#### [WHAT YOU WILL DO]
Return the material word for word. Do not include pictures.
— Start —
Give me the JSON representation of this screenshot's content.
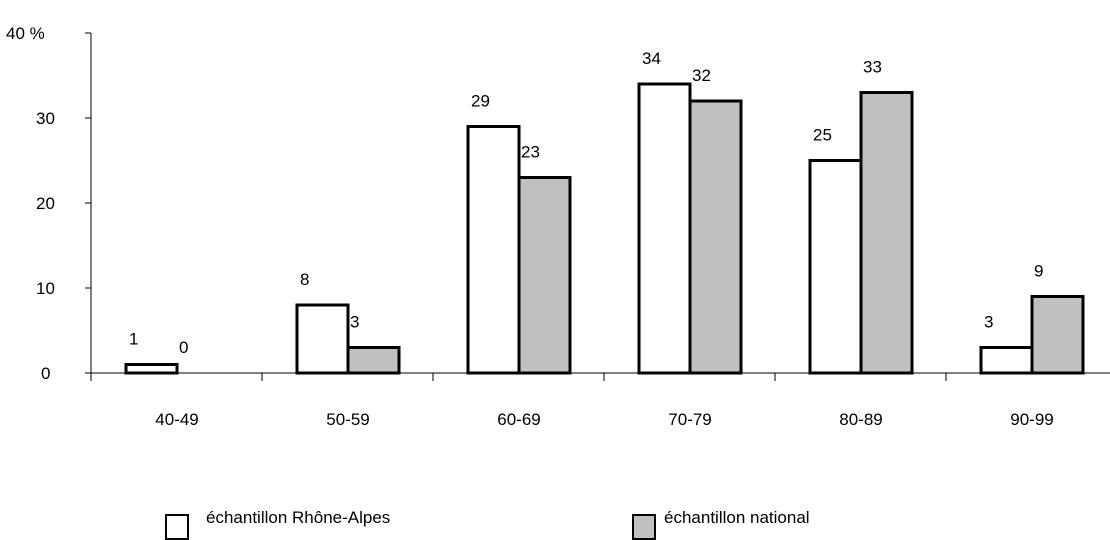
{
  "chart_data": {
    "type": "bar",
    "categories": [
      "40-49",
      "50-59",
      "60-69",
      "70-79",
      "80-89",
      "90-99"
    ],
    "series": [
      {
        "name": "échantillon Rhône-Alpes",
        "values": [
          1,
          8,
          29,
          34,
          25,
          3
        ],
        "color": "#ffffff"
      },
      {
        "name": "échantillon national",
        "values": [
          0,
          3,
          23,
          32,
          33,
          9
        ],
        "color": "#c0c0c0"
      }
    ],
    "yticks": [
      {
        "value": 0,
        "label": "0"
      },
      {
        "value": 10,
        "label": "10"
      },
      {
        "value": 20,
        "label": "20"
      },
      {
        "value": 30,
        "label": "30"
      },
      {
        "value": 40,
        "label": "40 %"
      }
    ],
    "ylim": [
      0,
      40
    ],
    "grid": false,
    "legend_position": "bottom",
    "bar_outline_color": "#000000"
  }
}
— End —
#### [RESULT OF THIS TASK]
Give me the JSON representation of this screenshot's content.
{
  "chart_data": {
    "type": "bar",
    "categories": [
      "40-49",
      "50-59",
      "60-69",
      "70-79",
      "80-89",
      "90-99"
    ],
    "series": [
      {
        "name": "échantillon Rhône-Alpes",
        "values": [
          1,
          8,
          29,
          34,
          25,
          3
        ],
        "color": "#ffffff"
      },
      {
        "name": "échantillon national",
        "values": [
          0,
          3,
          23,
          32,
          33,
          9
        ],
        "color": "#c0c0c0"
      }
    ],
    "yticks": [
      {
        "value": 0,
        "label": "0"
      },
      {
        "value": 10,
        "label": "10"
      },
      {
        "value": 20,
        "label": "20"
      },
      {
        "value": 30,
        "label": "30"
      },
      {
        "value": 40,
        "label": "40 %"
      }
    ],
    "ylim": [
      0,
      40
    ],
    "grid": false,
    "legend_position": "bottom",
    "bar_outline_color": "#000000"
  }
}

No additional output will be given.